| Listed records |
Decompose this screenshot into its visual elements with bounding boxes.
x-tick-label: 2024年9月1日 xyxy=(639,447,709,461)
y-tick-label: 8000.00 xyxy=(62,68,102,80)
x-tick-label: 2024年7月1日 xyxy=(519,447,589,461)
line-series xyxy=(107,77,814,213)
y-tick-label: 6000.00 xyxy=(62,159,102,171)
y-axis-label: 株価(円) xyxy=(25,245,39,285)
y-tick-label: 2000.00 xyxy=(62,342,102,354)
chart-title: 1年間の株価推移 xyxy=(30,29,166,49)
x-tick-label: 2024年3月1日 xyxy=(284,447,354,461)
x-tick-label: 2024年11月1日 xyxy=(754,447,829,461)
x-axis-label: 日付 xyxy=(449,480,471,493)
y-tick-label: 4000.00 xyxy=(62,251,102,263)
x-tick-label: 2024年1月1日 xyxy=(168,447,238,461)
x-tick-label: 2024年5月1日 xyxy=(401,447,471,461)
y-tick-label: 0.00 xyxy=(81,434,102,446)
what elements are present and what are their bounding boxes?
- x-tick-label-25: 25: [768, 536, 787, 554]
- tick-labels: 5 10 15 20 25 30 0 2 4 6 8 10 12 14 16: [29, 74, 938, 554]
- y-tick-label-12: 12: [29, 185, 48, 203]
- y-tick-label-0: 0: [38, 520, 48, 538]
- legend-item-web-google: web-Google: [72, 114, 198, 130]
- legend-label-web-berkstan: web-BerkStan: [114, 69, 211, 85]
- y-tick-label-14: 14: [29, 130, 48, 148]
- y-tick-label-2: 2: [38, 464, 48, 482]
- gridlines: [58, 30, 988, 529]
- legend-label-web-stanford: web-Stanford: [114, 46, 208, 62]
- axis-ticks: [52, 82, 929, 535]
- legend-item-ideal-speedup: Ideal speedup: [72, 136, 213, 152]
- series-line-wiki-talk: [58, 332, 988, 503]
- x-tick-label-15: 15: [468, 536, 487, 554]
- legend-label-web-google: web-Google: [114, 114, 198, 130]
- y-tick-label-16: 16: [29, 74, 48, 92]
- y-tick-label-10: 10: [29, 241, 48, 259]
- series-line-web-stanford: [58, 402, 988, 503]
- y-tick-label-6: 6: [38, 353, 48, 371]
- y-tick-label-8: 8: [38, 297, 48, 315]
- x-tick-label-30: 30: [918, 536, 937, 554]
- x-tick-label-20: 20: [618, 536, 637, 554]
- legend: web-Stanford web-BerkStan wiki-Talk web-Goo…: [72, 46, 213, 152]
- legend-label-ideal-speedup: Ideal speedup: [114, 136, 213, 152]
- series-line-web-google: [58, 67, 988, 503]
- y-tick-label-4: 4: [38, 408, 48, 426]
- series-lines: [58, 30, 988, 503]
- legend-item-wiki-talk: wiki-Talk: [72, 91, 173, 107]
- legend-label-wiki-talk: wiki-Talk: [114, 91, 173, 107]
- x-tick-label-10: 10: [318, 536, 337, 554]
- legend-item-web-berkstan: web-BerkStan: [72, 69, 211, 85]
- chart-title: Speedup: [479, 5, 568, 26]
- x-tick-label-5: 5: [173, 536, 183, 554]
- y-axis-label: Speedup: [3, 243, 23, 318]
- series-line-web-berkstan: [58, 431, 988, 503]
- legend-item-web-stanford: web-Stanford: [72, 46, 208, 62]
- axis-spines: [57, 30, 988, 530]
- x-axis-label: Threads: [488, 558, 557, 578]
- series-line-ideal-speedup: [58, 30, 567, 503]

| Set exercise |
Update the records above so that "Threads" becomes "Thread count", and leave every other line unchanged.

| Correct result |
Decompose this screenshot into its visual elements with bounding boxes.
x-tick-label: 2024年9月1日 xyxy=(639,447,709,461)
y-tick-label: 8000.00 xyxy=(62,68,102,80)
x-tick-label: 2024年7月1日 xyxy=(519,447,589,461)
line-series xyxy=(107,77,814,213)
y-tick-label: 6000.00 xyxy=(62,159,102,171)
y-axis-label: 株価(円) xyxy=(25,245,39,285)
y-tick-label: 2000.00 xyxy=(62,342,102,354)
chart-title: 1年間の株価推移 xyxy=(30,29,166,49)
x-tick-label: 2024年3月1日 xyxy=(284,447,354,461)
x-tick-label: 2024年11月1日 xyxy=(754,447,829,461)
x-axis-label: 日付 xyxy=(449,480,471,493)
y-tick-label: 4000.00 xyxy=(62,251,102,263)
x-tick-label: 2024年1月1日 xyxy=(168,447,238,461)
x-tick-label: 2024年5月1日 xyxy=(401,447,471,461)
y-tick-label: 0.00 xyxy=(81,434,102,446)
what elements are present and what are their bounding boxes?
- x-tick-label-25: 25: [768, 536, 787, 554]
- tick-labels: 5 10 15 20 25 30 0 2 4 6 8 10 12 14 16: [29, 74, 938, 554]
- y-tick-label-12: 12: [29, 185, 48, 203]
- y-tick-label-0: 0: [38, 520, 48, 538]
- legend-item-web-google: web-Google: [72, 114, 198, 130]
- legend-label-web-berkstan: web-BerkStan: [114, 69, 211, 85]
- y-tick-label-14: 14: [29, 130, 48, 148]
- y-tick-label-2: 2: [38, 464, 48, 482]
- gridlines: [58, 30, 988, 529]
- legend-label-web-stanford: web-Stanford: [114, 46, 208, 62]
- axis-ticks: [52, 82, 929, 535]
- legend-item-ideal-speedup: Ideal speedup: [72, 136, 213, 152]
- series-line-wiki-talk: [58, 332, 988, 503]
- x-tick-label-15: 15: [468, 536, 487, 554]
- legend-label-web-google: web-Google: [114, 114, 198, 130]
- y-tick-label-16: 16: [29, 74, 48, 92]
- y-tick-label-10: 10: [29, 241, 48, 259]
- series-line-web-stanford: [58, 402, 988, 503]
- y-tick-label-6: 6: [38, 353, 48, 371]
- y-tick-label-8: 8: [38, 297, 48, 315]
- x-tick-label-30: 30: [918, 536, 937, 554]
- x-tick-label-20: 20: [618, 536, 637, 554]
- legend: web-Stanford web-BerkStan wiki-Talk web-Goo…: [72, 46, 213, 152]
- legend-label-ideal-speedup: Ideal speedup: [114, 136, 213, 152]
- series-line-web-google: [58, 67, 988, 503]
- y-tick-label-4: 4: [38, 408, 48, 426]
- series-lines: [58, 30, 988, 503]
- legend-item-wiki-talk: wiki-Talk: [72, 91, 173, 107]
- legend-label-wiki-talk: wiki-Talk: [114, 91, 173, 107]
- x-tick-label-10: 10: [318, 536, 337, 554]
- legend-item-web-berkstan: web-BerkStan: [72, 69, 211, 85]
- chart-title: Speedup: [479, 5, 568, 26]
- x-tick-label-5: 5: [173, 536, 183, 554]
- y-axis-label: Speedup: [3, 243, 23, 318]
- series-line-web-berkstan: [58, 431, 988, 503]
- legend-item-web-stanford: web-Stanford: [72, 46, 208, 62]
- axis-spines: [57, 30, 988, 530]
- x-axis-label: Thread count: [488, 558, 557, 578]
- series-line-ideal-speedup: [58, 30, 567, 503]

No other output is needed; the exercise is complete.